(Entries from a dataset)
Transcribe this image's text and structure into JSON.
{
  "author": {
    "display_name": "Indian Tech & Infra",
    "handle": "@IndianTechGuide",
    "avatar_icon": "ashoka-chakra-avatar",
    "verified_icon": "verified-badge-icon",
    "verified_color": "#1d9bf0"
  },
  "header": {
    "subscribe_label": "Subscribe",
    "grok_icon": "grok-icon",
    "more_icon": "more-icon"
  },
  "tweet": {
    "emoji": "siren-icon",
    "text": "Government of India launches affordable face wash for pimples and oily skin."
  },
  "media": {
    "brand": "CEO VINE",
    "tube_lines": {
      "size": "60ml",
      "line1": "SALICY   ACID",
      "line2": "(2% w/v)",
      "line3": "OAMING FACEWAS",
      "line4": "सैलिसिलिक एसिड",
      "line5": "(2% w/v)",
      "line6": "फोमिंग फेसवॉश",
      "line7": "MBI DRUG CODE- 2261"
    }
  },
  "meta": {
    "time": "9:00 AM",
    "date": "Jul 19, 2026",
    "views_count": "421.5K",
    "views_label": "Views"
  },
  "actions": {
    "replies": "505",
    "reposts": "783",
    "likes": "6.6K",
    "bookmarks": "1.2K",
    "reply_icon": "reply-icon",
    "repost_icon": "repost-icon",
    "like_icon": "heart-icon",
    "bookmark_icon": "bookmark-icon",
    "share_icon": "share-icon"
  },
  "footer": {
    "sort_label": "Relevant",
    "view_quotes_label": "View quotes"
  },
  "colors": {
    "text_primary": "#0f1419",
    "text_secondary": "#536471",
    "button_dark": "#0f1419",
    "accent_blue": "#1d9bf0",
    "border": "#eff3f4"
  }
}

**WHAT YOU NEED TO DO:** Repeat the material in full, exactly as it stands.

**EXERCISE RESULT:**
Transcribe this image's text and structure into JSON.
{
  "author": {
    "display_name": "Indian Tech & Infra",
    "handle": "@IndianTechGuide",
    "avatar_icon": "ashoka-chakra-avatar",
    "verified_icon": "verified-badge-icon",
    "verified_color": "#1d9bf0"
  },
  "header": {
    "subscribe_label": "Subscribe",
    "grok_icon": "grok-icon",
    "more_icon": "more-icon"
  },
  "tweet": {
    "emoji": "siren-icon",
    "text": "Government of India launches affordable face wash for pimples and oily skin."
  },
  "media": {
    "brand": "CEO VINE",
    "tube_lines": {
      "size": "60ml",
      "line1": "SALICY   ACID",
      "line2": "(2% w/v)",
      "line3": "OAMING FACEWAS",
      "line4": "सैलिसिलिक एसिड",
      "line5": "(2% w/v)",
      "line6": "फोमिंग फेसवॉश",
      "line7": "MBI DRUG CODE- 2261"
    }
  },
  "meta": {
    "time": "9:00 AM",
    "date": "Jul 19, 2026",
    "views_count": "421.5K",
    "views_label": "Views"
  },
  "actions": {
    "replies": "505",
    "reposts": "783",
    "likes": "6.6K",
    "bookmarks": "1.2K",
    "reply_icon": "reply-icon",
    "repost_icon": "repost-icon",
    "like_icon": "heart-icon",
    "bookmark_icon": "bookmark-icon",
    "share_icon": "share-icon"
  },
  "footer": {
    "sort_label": "Relevant",
    "view_quotes_label": "View quotes"
  },
  "colors": {
    "text_primary": "#0f1419",
    "text_secondary": "#536471",
    "button_dark": "#0f1419",
    "accent_blue": "#1d9bf0",
    "border": "#eff3f4"
  }
}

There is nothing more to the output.